Exercise >> Rewrite the listing lines between the line holding "card-phrasal-verbs: Phrasal verbs" and the line holding "card-description: Words, slangs, tips, homophones", inclusive, as a numbered list, leaving out any blank lines.
Start Exercise materials
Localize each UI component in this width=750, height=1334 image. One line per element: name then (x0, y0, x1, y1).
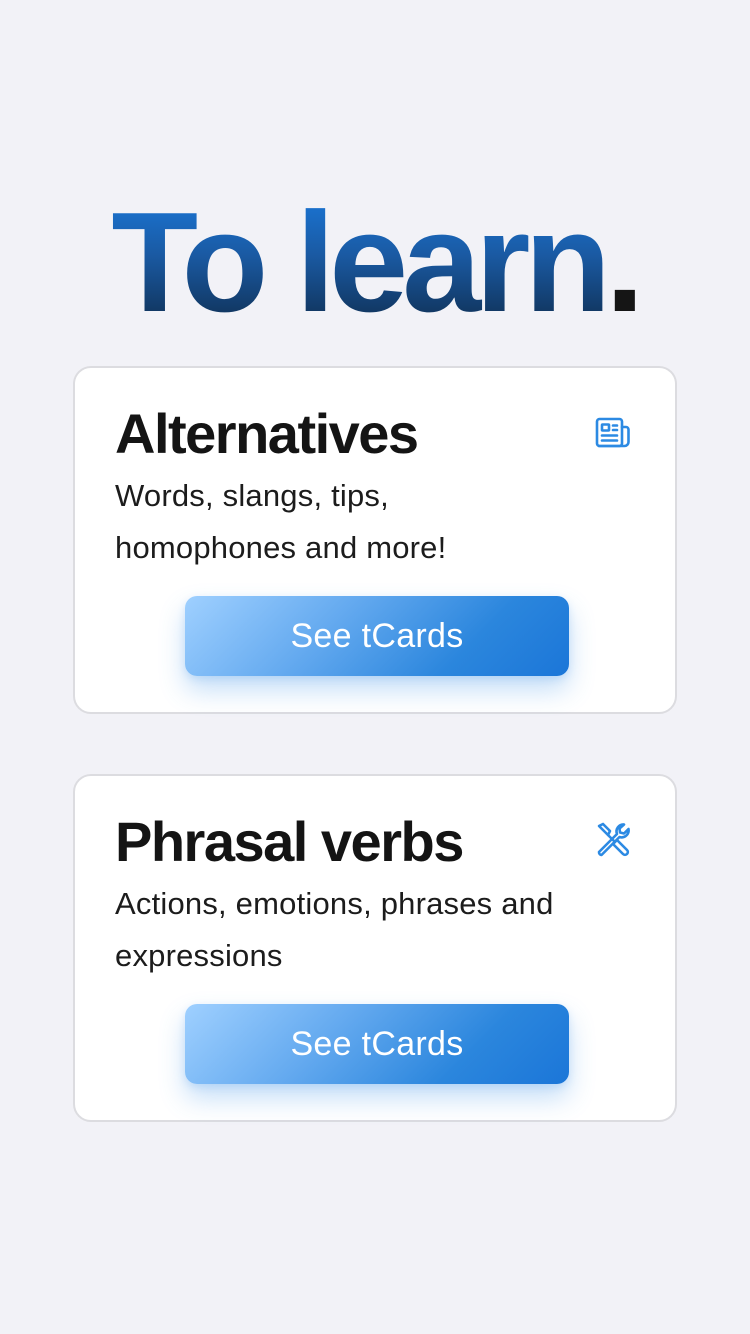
card-phrasal-verbs: Phrasal verbs Actions, emotions, phrases… (73, 774, 677, 1122)
tools-icon (593, 820, 633, 860)
page-title-dot: . (605, 183, 645, 342)
card-title: Phrasal verbs (115, 810, 464, 873)
card-alternatives: Alternatives Words, slangs, tips, homoph… (73, 366, 677, 714)
newspaper-icon (593, 412, 633, 452)
card-title: Alternatives (115, 402, 419, 465)
page-title: To learn. (0, 188, 750, 338)
see-tcards-button[interactable]: See tCards (185, 1004, 569, 1084)
page-title-text: To learn (111, 183, 611, 342)
card-description: Actions, emotions, phrases and expressio… (115, 886, 554, 973)
see-tcards-button[interactable]: See tCards (185, 596, 569, 676)
card-description: Words, slangs, tips, homophones and more… (115, 478, 447, 565)
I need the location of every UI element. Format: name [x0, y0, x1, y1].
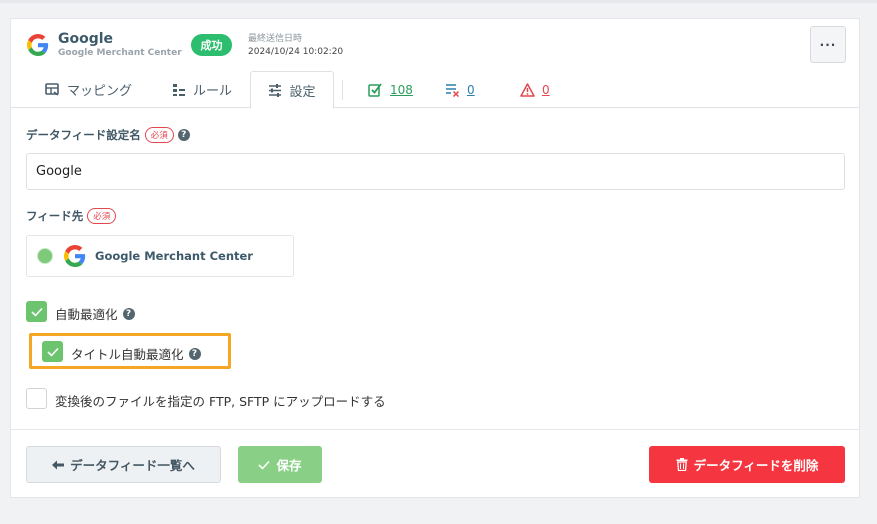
ftp-upload-label-row: 変換後のファイルを指定の FTP, SFTP にアップロードする — [55, 391, 386, 410]
tab-settings[interactable]: 設定 — [250, 71, 334, 109]
delete-button-label: データフィードを削除 — [693, 458, 819, 473]
more-options-button[interactable]: ··· — [810, 26, 846, 63]
check-list-icon — [368, 83, 382, 97]
arrow-left-icon — [52, 460, 65, 469]
help-icon[interactable]: ? — [122, 307, 135, 320]
tab-separator — [342, 80, 343, 100]
feed-name-label: データフィード設定名 — [26, 128, 141, 142]
save-button-label: 保存 — [276, 458, 302, 473]
check-icon — [258, 460, 271, 470]
auto-optimize-label-row: 自動最適化 ? — [55, 304, 135, 323]
warning-icon — [520, 82, 535, 97]
check-icon — [30, 307, 43, 317]
rules-icon — [173, 83, 185, 96]
footer-divider — [11, 429, 859, 430]
title-optimize-label-row: タイトル自動最適化 ? — [71, 344, 201, 363]
destination-radio[interactable] — [37, 248, 53, 264]
tab-warning-count[interactable]: 0 — [520, 71, 550, 108]
delete-feed-button[interactable]: データフィードを削除 — [649, 446, 845, 483]
list-x-icon — [446, 83, 460, 97]
tab-excluded-count[interactable]: 0 — [445, 71, 475, 108]
google-logo-icon — [64, 245, 86, 267]
auto-optimize-checkbox[interactable] — [26, 301, 47, 322]
status-badge: 成功 — [191, 34, 232, 56]
last-sent-time: 2024/10/24 10:02:20 — [248, 47, 344, 57]
sliders-icon — [269, 83, 282, 97]
feed-name-label-row: データフィード設定名 必須 ? — [26, 127, 190, 143]
brand-subtitle: Google Merchant Center — [58, 48, 182, 58]
help-icon[interactable]: ? — [188, 347, 201, 360]
tab-rules[interactable]: ルール — [172, 71, 232, 108]
ftp-upload-checkbox[interactable] — [26, 388, 47, 409]
top-strip — [0, 0, 877, 3]
feed-name-input[interactable] — [26, 153, 845, 190]
check-icon — [46, 347, 59, 357]
auto-optimize-label: 自動最適化 — [55, 307, 118, 322]
title-optimize-checkbox[interactable] — [42, 341, 63, 362]
ftp-upload-label: 変換後のファイルを指定の FTP, SFTP にアップロードする — [55, 394, 386, 409]
save-button[interactable]: 保存 — [238, 446, 322, 483]
back-button-label: データフィード一覧へ — [70, 458, 195, 473]
tab-bar: マッピング ルール 設定 108 0 0 — [11, 71, 859, 109]
destination-label: フィード先 — [26, 209, 84, 223]
feed-settings-card: Google Google Merchant Center 成功 最終送信日時 … — [10, 18, 860, 498]
destination-option[interactable]: Google Merchant Center — [26, 235, 294, 277]
help-icon[interactable]: ? — [177, 129, 190, 141]
trash-icon — [676, 458, 688, 471]
google-logo-icon — [27, 34, 49, 56]
excluded-count: 0 — [467, 82, 475, 97]
destination-name: Google Merchant Center — [95, 249, 253, 263]
tab-mapping-label: マッピング — [67, 84, 133, 99]
brand-name: Google — [58, 31, 114, 47]
valid-count: 108 — [390, 82, 413, 97]
required-badge: 必須 — [144, 127, 174, 143]
tab-rules-label: ルール — [193, 84, 233, 99]
required-badge: 必須 — [87, 208, 117, 224]
back-to-feed-list-button[interactable]: データフィード一覧へ — [26, 446, 221, 483]
warning-count: 0 — [542, 82, 550, 97]
tab-mapping[interactable]: マッピング — [45, 71, 132, 108]
title-optimize-label: タイトル自動最適化 — [71, 347, 184, 362]
last-sent-label: 最終送信日時 — [248, 34, 303, 44]
destination-label-row: フィード先 必須 — [26, 208, 117, 224]
tab-settings-label: 設定 — [289, 84, 316, 100]
mapping-icon — [45, 82, 59, 96]
tab-valid-count[interactable]: 108 — [368, 71, 413, 108]
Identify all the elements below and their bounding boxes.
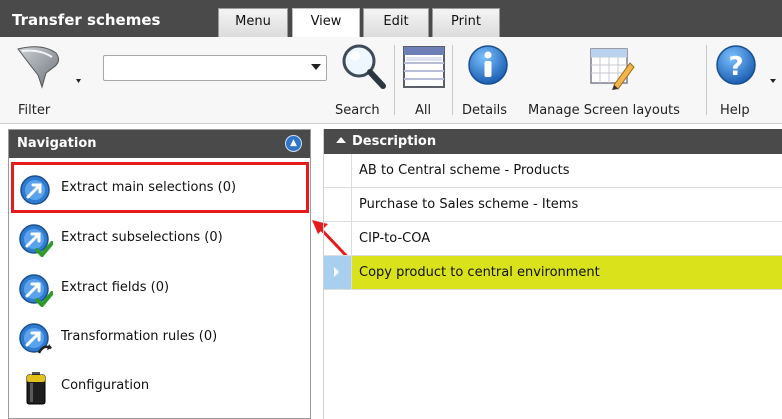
table-cell: AB to Central scheme - Products bbox=[359, 163, 570, 178]
battery-icon bbox=[26, 372, 46, 405]
extract-check-icon bbox=[19, 274, 53, 307]
ribbon-toolbar: Filter Search All Details Manage Screen … bbox=[0, 37, 782, 124]
search-label: Search bbox=[335, 103, 380, 118]
nav-item-label: Extract fields (0) bbox=[61, 280, 170, 295]
filter-button[interactable]: Filter bbox=[6, 41, 92, 121]
details-button[interactable]: Details bbox=[456, 41, 520, 121]
row-gutter[interactable] bbox=[324, 154, 352, 187]
extract-check-icon bbox=[19, 224, 53, 257]
grid-icon bbox=[403, 46, 445, 88]
sort-ascending-icon bbox=[336, 137, 346, 143]
highlight-box bbox=[11, 162, 309, 213]
chevron-down-icon[interactable] bbox=[311, 64, 321, 70]
help-button[interactable]: ? Help bbox=[710, 41, 782, 121]
manage-screen-layouts-button[interactable]: Manage Screen layouts bbox=[522, 41, 704, 121]
nav-item-extract-fields[interactable]: Extract fields (0) bbox=[15, 267, 305, 311]
help-label: Help bbox=[720, 103, 750, 118]
app-title: Transfer schemes bbox=[12, 11, 161, 29]
help-icon: ? bbox=[716, 45, 776, 85]
transformation-icon bbox=[19, 323, 52, 354]
column-header-description[interactable]: Description bbox=[352, 134, 436, 149]
search-input[interactable] bbox=[103, 55, 327, 81]
table-cell: Purchase to Sales scheme - Items bbox=[359, 197, 579, 212]
details-label: Details bbox=[462, 103, 508, 118]
navigation-header: Navigation ▲ bbox=[9, 130, 310, 158]
all-button[interactable]: All bbox=[398, 41, 450, 121]
tab-edit[interactable]: Edit bbox=[363, 8, 429, 37]
row-gutter[interactable] bbox=[324, 256, 352, 289]
grid-header[interactable]: Description bbox=[324, 129, 782, 154]
navigation-title: Navigation bbox=[17, 136, 97, 151]
filter-funnel-icon bbox=[17, 46, 81, 89]
collapse-icon[interactable]: ▲ bbox=[285, 135, 302, 152]
row-gutter[interactable] bbox=[324, 188, 352, 221]
ribbon-separator bbox=[394, 45, 395, 115]
table-row[interactable]: Purchase to Sales scheme - Items bbox=[324, 188, 782, 222]
tab-print[interactable]: Print bbox=[432, 8, 500, 37]
nav-item-label: Extract subselections (0) bbox=[61, 230, 223, 245]
table-row-selected[interactable]: Copy product to central environment bbox=[324, 256, 782, 290]
ribbon-separator bbox=[452, 45, 453, 115]
all-label: All bbox=[415, 103, 432, 118]
filter-label: Filter bbox=[18, 103, 51, 118]
table-cell: CIP-to-COA bbox=[359, 231, 431, 246]
nav-item-extract-subselections[interactable]: Extract subselections (0) bbox=[15, 217, 305, 261]
row-gutter[interactable] bbox=[324, 222, 352, 255]
screen-layout-icon bbox=[590, 48, 635, 90]
manage-screen-layouts-label: Manage Screen layouts bbox=[528, 103, 680, 118]
info-icon bbox=[468, 45, 508, 85]
table-row[interactable]: AB to Central scheme - Products bbox=[324, 154, 782, 188]
nav-item-label: Transformation rules (0) bbox=[61, 329, 218, 344]
nav-item-configuration[interactable]: Configuration bbox=[15, 365, 305, 409]
search-button[interactable]: Search bbox=[333, 41, 391, 121]
table-row[interactable]: CIP-to-COA bbox=[324, 222, 782, 256]
ribbon-separator bbox=[706, 45, 707, 115]
tab-menu[interactable]: Menu bbox=[218, 8, 288, 37]
table-cell: Copy product to central environment bbox=[359, 265, 600, 280]
nav-item-label: Configuration bbox=[61, 378, 150, 393]
magnifier-icon bbox=[342, 44, 386, 89]
tab-view[interactable]: View bbox=[292, 8, 360, 38]
nav-item-transformation-rules[interactable]: Transformation rules (0) bbox=[15, 316, 305, 360]
title-bar: Transfer schemes Menu View Edit Print bbox=[0, 0, 782, 38]
description-grid: Description AB to Central scheme - Produ… bbox=[323, 129, 782, 419]
svg-text:?: ? bbox=[728, 52, 743, 82]
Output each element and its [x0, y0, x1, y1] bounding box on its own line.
End Exercise materials
Solution >>
1. card-phrasal-verbs: Phrasal verbs Actions, emotions, phrases… (73, 774, 677, 1122)
2. tools-icon (593, 820, 633, 860)
3. page-title-dot: . (605, 183, 645, 342)
4. card-title: Phrasal verbs (115, 810, 464, 873)
5. card-alternatives: Alternatives Words, slangs, tips, homoph… (73, 366, 677, 714)
6. newspaper-icon (593, 412, 633, 452)
7. card-title: Alternatives (115, 402, 419, 465)
8. page-title: To learn. (0, 188, 750, 338)
9. see-tcards-button[interactable]: See tCards (185, 1004, 569, 1084)
10. page-title-text: To learn (111, 183, 611, 342)
11. card-description: Actions, emotions, phrases and expressio… (115, 886, 554, 973)
12. see-tcards-button[interactable]: See tCards (185, 596, 569, 676)
13. card-description: Words, slangs, tips, homophones and more… (115, 478, 447, 565)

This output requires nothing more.